Exercise
Return the count of lines that mention "sendAlertToUser", with no other words.

Information supplied
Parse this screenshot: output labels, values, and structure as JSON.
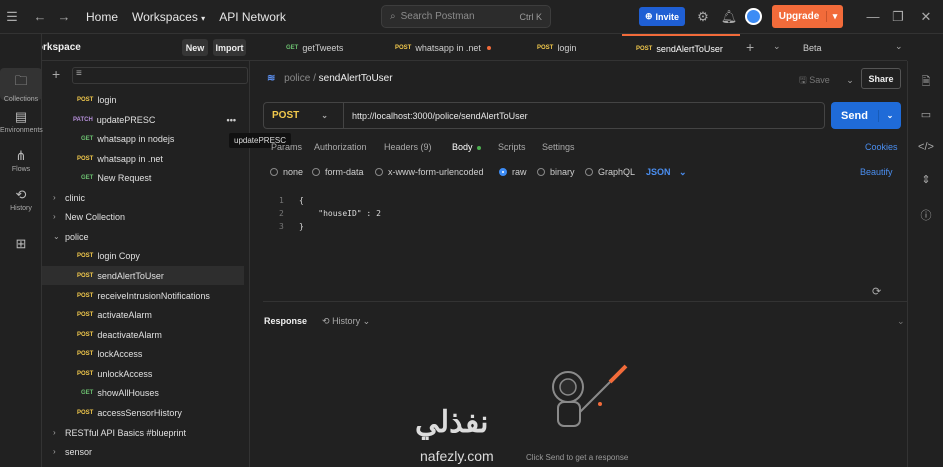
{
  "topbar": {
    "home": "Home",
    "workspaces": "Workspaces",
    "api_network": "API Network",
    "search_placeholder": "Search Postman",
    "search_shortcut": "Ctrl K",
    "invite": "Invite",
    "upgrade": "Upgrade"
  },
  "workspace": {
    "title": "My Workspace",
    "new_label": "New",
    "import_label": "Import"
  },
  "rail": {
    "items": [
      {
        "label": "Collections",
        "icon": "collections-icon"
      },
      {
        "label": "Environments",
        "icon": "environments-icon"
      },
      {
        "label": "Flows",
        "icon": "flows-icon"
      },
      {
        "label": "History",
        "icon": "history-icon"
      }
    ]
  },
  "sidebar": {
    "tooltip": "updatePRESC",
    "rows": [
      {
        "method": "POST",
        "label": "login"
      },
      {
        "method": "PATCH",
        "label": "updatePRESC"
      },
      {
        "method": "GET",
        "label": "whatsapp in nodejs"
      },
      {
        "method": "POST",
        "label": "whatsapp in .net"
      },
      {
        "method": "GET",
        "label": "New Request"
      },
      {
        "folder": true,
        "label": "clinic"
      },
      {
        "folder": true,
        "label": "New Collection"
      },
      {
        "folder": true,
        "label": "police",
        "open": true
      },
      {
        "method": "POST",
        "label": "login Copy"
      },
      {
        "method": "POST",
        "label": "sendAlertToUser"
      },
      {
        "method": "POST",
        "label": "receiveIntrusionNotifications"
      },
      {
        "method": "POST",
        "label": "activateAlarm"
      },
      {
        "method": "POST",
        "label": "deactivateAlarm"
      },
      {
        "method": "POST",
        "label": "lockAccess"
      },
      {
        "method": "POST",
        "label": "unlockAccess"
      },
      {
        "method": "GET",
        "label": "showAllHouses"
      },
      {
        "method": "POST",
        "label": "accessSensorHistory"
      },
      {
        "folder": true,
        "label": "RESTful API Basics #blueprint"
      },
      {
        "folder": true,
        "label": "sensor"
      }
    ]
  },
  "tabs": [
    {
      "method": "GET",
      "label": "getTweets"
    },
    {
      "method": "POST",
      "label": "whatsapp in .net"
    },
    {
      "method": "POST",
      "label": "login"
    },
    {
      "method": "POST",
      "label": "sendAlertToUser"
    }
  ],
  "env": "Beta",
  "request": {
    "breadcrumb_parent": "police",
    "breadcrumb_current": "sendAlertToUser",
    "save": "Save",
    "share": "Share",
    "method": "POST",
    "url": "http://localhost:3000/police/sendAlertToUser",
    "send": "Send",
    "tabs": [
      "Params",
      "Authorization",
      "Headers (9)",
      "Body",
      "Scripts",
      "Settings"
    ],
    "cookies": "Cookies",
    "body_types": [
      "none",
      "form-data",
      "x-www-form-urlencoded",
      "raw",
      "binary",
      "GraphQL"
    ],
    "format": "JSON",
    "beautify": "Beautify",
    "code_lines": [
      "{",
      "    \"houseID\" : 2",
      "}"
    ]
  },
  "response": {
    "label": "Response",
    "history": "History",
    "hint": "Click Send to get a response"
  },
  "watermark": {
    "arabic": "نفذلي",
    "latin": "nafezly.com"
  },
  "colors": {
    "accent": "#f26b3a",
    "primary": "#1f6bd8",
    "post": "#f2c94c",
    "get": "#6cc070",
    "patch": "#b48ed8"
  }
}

Task output
4